Records for this exercise

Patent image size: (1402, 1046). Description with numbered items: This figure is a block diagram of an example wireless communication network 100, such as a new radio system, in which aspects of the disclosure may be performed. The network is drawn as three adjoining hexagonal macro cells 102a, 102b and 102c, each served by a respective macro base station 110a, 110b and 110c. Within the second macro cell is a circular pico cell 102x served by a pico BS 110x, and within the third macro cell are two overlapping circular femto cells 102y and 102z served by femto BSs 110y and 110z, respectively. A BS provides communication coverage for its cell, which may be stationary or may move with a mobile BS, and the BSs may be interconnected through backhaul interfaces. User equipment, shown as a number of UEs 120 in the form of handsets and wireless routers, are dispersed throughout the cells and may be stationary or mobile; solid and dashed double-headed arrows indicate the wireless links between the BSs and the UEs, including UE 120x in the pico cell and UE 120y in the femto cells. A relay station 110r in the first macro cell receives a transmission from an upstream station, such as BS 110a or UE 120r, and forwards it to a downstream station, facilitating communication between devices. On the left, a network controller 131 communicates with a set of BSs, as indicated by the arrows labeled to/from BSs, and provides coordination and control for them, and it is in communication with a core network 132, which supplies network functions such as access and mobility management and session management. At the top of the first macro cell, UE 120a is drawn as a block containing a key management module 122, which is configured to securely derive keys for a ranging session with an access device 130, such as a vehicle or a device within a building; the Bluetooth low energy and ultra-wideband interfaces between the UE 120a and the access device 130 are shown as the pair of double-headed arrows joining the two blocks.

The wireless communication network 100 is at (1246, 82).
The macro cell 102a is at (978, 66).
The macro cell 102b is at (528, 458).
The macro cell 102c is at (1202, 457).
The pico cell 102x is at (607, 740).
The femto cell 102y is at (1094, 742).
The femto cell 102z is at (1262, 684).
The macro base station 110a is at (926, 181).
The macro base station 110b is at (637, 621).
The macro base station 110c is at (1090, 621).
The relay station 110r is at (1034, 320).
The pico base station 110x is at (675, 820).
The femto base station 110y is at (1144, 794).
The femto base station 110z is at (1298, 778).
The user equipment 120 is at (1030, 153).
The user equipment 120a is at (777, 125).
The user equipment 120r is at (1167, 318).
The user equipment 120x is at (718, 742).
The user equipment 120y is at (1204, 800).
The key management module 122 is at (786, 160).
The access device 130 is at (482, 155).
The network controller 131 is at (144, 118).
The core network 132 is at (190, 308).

Required work
Repeat each line above exactly as written.

Answer box
Patent image size: (1402, 1046). Description with numbered items: This figure is a block diagram of an example wireless communication network 100, such as a new radio system, in which aspects of the disclosure may be performed. The network is drawn as three adjoining hexagonal macro cells 102a, 102b and 102c, each served by a respective macro base station 110a, 110b and 110c. Within the second macro cell is a circular pico cell 102x served by a pico BS 110x, and within the third macro cell are two overlapping circular femto cells 102y and 102z served by femto BSs 110y and 110z, respectively. A BS provides communication coverage for its cell, which may be stationary or may move with a mobile BS, and the BSs may be interconnected through backhaul interfaces. User equipment, shown as a number of UEs 120 in the form of handsets and wireless routers, are dispersed throughout the cells and may be stationary or mobile; solid and dashed double-headed arrows indicate the wireless links between the BSs and the UEs, including UE 120x in the pico cell and UE 120y in the femto cells. A relay station 110r in the first macro cell receives a transmission from an upstream station, such as BS 110a or UE 120r, and forwards it to a downstream station, facilitating communication between devices. On the left, a network controller 131 communicates with a set of BSs, as indicated by the arrows labeled to/from BSs, and provides coordination and control for them, and it is in communication with a core network 132, which supplies network functions such as access and mobility management and session management. At the top of the first macro cell, UE 120a is drawn as a block containing a key management module 122, which is configured to securely derive keys for a ranging session with an access device 130, such as a vehicle or a device within a building; the Bluetooth low energy and ultra-wideband interfaces between the UE 120a and the access device 130 are shown as the pair of double-headed arrows joining the two blocks.

The wireless communication network 100 is at (1246, 82).
The macro cell 102a is at (978, 66).
The macro cell 102b is at (528, 458).
The macro cell 102c is at (1202, 457).
The pico cell 102x is at (607, 740).
The femto cell 102y is at (1094, 742).
The femto cell 102z is at (1262, 684).
The macro base station 110a is at (926, 181).
The macro base station 110b is at (637, 621).
The macro base station 110c is at (1090, 621).
The relay station 110r is at (1034, 320).
The pico base station 110x is at (675, 820).
The femto base station 110y is at (1144, 794).
The femto base station 110z is at (1298, 778).
The user equipment 120 is at (1030, 153).
The user equipment 120a is at (777, 125).
The user equipment 120r is at (1167, 318).
The user equipment 120x is at (718, 742).
The user equipment 120y is at (1204, 800).
The key management module 122 is at (786, 160).
The access device 130 is at (482, 155).
The network controller 131 is at (144, 118).
The core network 132 is at (190, 308).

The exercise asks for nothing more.